- Requirements -
From the listing below, pick out each line with the word "current".

:: Extracted data

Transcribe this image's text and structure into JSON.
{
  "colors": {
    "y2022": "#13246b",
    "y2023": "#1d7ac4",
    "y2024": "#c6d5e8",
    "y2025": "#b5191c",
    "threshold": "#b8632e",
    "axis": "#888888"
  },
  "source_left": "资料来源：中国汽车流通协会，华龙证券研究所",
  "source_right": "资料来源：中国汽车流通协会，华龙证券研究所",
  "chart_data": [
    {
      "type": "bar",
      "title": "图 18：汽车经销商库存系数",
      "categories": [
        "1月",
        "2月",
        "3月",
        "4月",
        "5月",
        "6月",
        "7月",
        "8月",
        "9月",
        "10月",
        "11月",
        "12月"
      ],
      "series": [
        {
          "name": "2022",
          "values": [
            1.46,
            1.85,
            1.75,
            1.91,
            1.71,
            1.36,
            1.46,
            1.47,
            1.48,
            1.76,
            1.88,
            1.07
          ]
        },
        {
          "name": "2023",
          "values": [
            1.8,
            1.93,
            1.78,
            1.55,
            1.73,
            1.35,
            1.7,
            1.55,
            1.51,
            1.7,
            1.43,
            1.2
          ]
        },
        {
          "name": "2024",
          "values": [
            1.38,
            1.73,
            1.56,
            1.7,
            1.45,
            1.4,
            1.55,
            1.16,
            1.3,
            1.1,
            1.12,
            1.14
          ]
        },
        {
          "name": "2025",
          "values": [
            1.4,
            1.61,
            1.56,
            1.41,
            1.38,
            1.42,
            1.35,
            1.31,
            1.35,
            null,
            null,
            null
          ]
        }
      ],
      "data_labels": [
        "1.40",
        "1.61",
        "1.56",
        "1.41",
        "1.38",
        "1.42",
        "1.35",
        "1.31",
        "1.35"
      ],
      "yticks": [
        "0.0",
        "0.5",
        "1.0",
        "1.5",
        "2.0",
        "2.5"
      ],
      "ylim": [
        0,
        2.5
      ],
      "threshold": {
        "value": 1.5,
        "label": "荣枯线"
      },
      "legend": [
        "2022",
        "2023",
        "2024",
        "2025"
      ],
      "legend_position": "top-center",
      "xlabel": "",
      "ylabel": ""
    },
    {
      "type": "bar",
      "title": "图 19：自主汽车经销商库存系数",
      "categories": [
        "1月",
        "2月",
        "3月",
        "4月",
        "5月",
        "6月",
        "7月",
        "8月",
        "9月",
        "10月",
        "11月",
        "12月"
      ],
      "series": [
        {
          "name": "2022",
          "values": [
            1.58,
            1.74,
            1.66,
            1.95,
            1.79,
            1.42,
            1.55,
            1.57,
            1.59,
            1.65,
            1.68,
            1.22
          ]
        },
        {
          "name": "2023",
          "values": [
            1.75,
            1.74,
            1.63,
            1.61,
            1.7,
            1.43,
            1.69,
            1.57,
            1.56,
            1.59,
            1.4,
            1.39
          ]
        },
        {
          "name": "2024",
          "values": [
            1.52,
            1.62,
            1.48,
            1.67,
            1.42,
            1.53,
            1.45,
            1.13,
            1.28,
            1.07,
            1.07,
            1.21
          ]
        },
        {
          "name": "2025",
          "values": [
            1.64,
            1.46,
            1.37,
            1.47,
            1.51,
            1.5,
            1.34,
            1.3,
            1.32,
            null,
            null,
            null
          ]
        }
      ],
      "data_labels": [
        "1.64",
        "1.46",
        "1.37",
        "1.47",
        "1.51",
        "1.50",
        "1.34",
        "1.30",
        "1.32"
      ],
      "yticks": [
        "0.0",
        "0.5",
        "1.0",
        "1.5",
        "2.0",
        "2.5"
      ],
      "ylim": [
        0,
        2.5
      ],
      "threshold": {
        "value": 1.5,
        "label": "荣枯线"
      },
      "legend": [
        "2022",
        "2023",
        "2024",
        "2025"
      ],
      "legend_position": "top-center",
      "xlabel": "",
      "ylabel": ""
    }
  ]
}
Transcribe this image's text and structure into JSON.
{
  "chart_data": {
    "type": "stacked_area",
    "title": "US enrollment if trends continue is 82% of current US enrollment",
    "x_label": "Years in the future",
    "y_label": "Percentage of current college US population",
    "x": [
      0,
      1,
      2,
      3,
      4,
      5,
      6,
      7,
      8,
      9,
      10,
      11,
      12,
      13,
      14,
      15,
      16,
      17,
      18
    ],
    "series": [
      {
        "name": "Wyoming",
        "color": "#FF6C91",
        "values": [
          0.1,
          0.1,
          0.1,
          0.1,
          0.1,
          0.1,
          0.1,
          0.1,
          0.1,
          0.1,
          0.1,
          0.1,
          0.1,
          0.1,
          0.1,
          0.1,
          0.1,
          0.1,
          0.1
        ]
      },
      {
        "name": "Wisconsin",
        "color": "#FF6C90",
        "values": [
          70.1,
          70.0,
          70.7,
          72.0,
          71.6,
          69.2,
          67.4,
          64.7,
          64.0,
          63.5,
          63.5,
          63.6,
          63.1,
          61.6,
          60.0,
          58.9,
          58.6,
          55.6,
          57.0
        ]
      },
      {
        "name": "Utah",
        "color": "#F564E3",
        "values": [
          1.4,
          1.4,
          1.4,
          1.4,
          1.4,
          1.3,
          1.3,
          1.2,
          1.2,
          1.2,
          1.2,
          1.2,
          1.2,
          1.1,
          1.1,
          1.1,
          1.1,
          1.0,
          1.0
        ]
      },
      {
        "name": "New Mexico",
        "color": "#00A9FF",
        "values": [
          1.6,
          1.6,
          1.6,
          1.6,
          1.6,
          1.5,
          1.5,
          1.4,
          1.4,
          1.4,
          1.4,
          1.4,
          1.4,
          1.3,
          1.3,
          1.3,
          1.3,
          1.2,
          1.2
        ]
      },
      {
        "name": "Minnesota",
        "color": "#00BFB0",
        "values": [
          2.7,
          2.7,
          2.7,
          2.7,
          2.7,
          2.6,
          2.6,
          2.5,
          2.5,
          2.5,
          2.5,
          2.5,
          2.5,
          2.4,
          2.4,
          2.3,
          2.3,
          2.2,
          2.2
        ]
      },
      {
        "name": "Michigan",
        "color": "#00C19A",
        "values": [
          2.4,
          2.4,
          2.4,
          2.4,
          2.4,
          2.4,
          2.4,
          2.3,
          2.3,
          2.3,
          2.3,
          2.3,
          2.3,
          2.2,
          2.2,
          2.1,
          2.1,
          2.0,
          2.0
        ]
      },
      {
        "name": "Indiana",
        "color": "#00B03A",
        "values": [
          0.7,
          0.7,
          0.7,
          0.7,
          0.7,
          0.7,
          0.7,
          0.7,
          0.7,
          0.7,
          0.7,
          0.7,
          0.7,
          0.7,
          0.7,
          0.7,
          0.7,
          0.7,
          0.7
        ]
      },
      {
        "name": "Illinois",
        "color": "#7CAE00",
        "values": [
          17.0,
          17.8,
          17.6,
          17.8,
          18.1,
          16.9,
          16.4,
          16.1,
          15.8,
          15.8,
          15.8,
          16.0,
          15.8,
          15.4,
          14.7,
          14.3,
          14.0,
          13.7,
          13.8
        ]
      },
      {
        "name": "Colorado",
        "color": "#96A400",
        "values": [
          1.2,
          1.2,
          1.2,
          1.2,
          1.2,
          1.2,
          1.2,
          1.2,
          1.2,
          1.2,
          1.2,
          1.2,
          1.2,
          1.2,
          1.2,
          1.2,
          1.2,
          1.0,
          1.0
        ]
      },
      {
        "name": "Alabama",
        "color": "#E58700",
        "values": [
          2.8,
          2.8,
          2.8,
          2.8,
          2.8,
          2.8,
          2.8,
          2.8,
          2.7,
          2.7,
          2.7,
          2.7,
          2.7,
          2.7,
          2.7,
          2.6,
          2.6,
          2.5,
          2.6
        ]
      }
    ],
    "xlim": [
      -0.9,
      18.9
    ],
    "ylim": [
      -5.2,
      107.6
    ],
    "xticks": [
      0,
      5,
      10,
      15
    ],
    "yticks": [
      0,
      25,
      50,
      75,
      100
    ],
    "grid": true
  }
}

::::

- Response for this exercise -
    "title": "US enrollment if trends continue is 82% of current US enrollment",
    "y_label": "Percentage of current college US population",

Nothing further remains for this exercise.